(Items from a dataset)
#####

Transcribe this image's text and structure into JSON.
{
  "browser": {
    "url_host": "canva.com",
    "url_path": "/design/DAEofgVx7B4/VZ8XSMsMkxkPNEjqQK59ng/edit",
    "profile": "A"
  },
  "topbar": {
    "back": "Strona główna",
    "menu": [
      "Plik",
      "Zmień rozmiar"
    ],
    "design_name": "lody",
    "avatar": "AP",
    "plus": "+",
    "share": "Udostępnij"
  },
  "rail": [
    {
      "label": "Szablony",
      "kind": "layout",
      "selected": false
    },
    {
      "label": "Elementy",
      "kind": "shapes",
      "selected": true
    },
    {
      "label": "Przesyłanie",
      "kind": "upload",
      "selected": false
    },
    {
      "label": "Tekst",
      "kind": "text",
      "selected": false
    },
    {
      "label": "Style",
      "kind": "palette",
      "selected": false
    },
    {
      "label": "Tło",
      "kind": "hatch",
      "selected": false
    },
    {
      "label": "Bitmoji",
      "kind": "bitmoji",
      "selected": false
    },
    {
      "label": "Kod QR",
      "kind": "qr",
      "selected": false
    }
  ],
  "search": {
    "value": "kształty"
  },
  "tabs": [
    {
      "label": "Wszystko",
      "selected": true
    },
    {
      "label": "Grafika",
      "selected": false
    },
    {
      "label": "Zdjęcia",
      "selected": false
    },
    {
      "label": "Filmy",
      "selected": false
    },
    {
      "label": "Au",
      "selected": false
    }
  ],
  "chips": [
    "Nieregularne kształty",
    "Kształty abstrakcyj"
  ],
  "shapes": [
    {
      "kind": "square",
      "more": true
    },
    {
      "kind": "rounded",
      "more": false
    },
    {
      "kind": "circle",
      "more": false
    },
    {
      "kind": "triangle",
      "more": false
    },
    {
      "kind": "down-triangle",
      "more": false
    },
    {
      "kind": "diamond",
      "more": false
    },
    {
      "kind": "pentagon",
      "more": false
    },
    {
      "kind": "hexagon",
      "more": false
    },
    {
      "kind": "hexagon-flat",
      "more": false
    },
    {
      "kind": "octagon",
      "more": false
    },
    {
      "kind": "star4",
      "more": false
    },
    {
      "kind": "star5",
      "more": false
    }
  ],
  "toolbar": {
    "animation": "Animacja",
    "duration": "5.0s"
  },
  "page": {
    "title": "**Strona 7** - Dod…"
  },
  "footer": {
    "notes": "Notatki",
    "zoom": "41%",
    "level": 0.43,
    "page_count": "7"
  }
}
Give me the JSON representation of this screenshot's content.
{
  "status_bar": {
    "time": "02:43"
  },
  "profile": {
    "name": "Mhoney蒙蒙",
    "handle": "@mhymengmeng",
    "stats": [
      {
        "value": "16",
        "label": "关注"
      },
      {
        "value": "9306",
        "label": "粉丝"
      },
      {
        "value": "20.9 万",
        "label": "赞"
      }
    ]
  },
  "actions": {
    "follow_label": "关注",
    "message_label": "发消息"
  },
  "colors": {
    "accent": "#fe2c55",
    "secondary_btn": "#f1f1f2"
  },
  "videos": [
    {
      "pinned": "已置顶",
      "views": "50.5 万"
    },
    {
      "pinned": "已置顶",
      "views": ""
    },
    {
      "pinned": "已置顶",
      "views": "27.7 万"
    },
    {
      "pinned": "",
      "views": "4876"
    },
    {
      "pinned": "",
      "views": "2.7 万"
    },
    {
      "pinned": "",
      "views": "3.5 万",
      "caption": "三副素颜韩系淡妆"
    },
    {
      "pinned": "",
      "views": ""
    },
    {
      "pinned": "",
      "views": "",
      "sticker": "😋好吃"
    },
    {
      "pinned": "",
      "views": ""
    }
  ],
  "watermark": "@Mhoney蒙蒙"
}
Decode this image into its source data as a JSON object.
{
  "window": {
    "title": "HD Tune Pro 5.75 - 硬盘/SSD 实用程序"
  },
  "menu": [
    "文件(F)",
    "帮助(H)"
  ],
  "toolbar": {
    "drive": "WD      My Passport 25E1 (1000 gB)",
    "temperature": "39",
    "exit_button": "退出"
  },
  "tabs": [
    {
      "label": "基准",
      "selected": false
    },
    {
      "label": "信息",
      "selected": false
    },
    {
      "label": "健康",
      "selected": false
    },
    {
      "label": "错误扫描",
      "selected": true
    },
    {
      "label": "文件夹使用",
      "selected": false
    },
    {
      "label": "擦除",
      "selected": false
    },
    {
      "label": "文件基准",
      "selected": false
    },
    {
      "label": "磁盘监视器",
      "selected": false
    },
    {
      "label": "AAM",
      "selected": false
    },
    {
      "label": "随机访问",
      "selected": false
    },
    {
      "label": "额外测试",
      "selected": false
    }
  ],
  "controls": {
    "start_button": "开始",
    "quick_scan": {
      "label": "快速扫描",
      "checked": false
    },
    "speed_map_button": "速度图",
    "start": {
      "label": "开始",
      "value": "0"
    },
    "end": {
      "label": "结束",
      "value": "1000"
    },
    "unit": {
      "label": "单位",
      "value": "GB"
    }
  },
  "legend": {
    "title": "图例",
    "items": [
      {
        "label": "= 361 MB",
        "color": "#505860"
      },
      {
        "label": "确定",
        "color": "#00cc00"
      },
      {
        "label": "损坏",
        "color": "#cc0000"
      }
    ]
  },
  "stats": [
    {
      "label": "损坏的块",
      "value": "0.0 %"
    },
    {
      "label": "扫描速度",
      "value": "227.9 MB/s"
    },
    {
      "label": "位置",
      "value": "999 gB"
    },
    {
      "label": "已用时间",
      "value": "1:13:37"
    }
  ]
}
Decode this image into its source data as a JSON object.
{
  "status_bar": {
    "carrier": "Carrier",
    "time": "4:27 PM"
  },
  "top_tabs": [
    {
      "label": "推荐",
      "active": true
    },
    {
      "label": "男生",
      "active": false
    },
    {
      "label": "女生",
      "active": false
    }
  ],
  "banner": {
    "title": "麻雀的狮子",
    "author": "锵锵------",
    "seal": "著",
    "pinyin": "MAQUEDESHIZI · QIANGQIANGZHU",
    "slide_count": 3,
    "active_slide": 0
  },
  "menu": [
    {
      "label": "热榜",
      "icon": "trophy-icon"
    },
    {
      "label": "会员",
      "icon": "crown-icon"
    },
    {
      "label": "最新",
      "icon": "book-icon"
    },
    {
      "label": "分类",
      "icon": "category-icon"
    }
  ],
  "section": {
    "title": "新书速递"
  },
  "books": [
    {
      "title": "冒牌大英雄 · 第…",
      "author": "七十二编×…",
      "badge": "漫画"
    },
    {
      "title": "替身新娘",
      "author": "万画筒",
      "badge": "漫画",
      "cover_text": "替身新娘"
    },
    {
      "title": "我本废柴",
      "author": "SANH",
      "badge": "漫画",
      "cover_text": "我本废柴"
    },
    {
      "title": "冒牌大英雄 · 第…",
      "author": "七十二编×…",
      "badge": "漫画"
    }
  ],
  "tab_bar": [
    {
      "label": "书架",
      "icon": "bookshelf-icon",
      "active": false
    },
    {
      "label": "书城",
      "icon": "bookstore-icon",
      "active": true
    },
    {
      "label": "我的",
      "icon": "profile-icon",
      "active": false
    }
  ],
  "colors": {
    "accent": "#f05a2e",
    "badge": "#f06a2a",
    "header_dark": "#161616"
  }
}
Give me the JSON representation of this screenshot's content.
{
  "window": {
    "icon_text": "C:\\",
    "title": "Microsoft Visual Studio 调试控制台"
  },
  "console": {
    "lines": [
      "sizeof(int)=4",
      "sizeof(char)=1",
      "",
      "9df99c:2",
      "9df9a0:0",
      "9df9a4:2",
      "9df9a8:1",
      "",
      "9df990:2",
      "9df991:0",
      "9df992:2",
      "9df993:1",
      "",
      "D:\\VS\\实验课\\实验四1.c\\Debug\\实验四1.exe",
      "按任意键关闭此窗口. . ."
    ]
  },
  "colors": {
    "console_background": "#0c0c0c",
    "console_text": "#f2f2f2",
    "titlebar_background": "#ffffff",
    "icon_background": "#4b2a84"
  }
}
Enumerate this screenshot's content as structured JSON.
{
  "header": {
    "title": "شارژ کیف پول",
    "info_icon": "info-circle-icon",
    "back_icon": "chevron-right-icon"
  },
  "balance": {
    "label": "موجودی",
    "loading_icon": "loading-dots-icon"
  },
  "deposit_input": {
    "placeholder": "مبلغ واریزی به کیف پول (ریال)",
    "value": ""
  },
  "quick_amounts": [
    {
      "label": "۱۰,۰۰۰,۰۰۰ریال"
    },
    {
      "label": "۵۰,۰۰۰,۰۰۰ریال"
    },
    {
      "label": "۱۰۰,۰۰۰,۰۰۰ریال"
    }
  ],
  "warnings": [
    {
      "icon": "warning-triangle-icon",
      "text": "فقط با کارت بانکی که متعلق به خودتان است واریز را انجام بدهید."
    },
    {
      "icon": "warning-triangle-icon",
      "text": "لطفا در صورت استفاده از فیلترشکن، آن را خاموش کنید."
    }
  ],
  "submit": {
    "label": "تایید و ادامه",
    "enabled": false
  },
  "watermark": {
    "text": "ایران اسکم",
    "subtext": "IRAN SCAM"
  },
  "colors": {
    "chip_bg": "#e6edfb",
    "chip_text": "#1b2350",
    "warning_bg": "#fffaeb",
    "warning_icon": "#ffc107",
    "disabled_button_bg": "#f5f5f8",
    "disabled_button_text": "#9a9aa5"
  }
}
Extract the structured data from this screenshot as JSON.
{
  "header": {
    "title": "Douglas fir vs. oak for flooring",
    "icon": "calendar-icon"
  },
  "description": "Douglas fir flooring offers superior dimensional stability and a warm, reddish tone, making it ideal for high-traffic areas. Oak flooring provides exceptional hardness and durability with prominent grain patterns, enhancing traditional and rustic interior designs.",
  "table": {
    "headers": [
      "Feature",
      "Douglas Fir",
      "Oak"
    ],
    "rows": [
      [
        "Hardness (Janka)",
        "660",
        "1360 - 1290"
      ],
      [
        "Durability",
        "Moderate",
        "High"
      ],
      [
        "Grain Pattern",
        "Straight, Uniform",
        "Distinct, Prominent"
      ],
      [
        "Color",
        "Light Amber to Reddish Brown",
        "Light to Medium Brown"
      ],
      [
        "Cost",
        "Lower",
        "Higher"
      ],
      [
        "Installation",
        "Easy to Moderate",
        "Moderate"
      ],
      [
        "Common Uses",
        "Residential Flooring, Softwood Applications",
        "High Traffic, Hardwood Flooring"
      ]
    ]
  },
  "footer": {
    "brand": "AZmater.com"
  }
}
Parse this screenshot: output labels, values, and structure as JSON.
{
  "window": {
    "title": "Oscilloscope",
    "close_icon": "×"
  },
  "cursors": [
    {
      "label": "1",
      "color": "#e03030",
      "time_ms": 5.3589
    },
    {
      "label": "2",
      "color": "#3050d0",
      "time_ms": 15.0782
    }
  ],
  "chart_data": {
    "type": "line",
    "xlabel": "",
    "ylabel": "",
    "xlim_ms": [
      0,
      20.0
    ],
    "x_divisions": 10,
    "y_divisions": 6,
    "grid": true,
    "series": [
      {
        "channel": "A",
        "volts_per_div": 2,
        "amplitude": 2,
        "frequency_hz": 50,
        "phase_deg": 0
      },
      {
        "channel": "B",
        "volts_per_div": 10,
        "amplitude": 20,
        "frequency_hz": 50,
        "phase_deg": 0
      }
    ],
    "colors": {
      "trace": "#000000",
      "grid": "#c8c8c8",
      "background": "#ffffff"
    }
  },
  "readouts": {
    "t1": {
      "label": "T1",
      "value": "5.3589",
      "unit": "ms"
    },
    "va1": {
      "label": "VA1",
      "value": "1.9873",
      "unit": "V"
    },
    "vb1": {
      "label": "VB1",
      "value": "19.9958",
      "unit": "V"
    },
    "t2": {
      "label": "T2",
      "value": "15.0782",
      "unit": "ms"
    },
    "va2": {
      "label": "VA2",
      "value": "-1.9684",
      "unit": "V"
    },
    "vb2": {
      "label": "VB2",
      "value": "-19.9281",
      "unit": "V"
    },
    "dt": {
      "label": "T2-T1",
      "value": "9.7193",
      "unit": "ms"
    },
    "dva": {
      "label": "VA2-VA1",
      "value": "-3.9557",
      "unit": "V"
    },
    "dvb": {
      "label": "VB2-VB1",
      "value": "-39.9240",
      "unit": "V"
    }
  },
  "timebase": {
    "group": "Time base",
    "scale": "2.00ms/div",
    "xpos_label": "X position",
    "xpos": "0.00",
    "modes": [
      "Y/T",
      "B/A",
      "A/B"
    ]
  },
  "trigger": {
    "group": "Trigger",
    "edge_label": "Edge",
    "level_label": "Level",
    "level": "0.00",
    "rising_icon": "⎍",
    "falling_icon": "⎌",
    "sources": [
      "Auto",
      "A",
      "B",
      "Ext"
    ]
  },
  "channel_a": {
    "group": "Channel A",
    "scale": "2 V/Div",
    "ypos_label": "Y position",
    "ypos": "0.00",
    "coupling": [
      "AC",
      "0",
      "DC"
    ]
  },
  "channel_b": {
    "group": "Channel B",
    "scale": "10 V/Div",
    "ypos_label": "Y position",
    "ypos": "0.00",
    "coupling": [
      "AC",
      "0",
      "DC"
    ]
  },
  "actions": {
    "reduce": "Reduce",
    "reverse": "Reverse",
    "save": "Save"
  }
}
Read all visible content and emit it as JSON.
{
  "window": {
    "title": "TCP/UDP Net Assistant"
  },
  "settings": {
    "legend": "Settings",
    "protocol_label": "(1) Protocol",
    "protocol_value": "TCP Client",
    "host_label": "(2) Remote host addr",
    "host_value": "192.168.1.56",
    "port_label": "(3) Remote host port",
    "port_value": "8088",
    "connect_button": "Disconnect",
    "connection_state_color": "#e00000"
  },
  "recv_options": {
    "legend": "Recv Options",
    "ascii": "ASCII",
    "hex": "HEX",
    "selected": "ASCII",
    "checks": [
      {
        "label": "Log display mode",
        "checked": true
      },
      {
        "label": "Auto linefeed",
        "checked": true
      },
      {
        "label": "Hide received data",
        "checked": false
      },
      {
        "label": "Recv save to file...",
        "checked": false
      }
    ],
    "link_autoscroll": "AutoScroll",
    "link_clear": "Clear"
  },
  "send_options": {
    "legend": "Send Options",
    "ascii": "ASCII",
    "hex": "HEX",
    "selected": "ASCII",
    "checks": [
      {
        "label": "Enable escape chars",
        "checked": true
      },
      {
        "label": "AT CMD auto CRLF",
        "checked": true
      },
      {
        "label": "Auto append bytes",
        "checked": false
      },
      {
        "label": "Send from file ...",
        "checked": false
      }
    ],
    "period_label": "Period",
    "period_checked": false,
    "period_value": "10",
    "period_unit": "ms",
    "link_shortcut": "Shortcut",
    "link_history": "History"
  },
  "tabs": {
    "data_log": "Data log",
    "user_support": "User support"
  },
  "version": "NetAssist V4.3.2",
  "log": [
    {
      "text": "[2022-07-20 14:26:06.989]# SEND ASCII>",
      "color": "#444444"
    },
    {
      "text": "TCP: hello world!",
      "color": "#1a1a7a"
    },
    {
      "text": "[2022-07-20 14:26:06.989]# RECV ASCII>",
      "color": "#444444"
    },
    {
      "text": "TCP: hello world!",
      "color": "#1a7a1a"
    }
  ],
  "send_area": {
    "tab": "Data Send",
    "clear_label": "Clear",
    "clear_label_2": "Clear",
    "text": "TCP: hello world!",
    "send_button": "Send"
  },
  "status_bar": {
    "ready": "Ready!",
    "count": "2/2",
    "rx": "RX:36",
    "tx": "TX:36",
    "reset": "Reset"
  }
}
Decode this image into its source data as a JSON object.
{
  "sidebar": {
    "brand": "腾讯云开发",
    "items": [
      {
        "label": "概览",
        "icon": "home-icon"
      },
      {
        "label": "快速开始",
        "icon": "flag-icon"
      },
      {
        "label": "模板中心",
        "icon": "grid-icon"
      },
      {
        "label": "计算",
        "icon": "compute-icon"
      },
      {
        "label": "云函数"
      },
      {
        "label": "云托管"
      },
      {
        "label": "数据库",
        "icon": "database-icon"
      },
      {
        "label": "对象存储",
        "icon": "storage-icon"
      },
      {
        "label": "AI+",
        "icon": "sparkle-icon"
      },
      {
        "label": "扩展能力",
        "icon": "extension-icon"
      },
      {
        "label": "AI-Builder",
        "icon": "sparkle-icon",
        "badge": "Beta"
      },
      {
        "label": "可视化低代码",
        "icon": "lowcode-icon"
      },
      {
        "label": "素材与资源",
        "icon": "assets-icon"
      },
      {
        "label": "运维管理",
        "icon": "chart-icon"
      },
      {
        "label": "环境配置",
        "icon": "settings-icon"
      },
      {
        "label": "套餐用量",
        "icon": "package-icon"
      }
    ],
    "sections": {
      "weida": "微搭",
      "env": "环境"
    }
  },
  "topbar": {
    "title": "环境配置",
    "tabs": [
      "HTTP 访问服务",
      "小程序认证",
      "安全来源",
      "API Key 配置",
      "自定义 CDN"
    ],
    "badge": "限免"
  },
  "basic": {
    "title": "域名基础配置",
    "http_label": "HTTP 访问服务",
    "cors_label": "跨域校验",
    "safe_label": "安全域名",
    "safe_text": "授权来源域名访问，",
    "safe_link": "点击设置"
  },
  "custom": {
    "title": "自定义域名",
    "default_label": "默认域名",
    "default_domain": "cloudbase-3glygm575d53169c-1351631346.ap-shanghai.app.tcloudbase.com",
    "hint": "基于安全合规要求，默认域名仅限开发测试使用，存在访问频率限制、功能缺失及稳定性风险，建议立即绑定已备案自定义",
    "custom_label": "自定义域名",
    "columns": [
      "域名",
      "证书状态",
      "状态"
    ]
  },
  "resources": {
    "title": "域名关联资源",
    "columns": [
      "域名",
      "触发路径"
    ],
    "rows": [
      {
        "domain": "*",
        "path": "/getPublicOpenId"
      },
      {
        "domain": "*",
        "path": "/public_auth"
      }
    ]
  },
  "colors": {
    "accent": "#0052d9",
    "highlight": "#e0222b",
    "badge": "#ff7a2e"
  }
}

#####

Tell how many lines contain the word "author", using only the number.

# Solution to the problem
5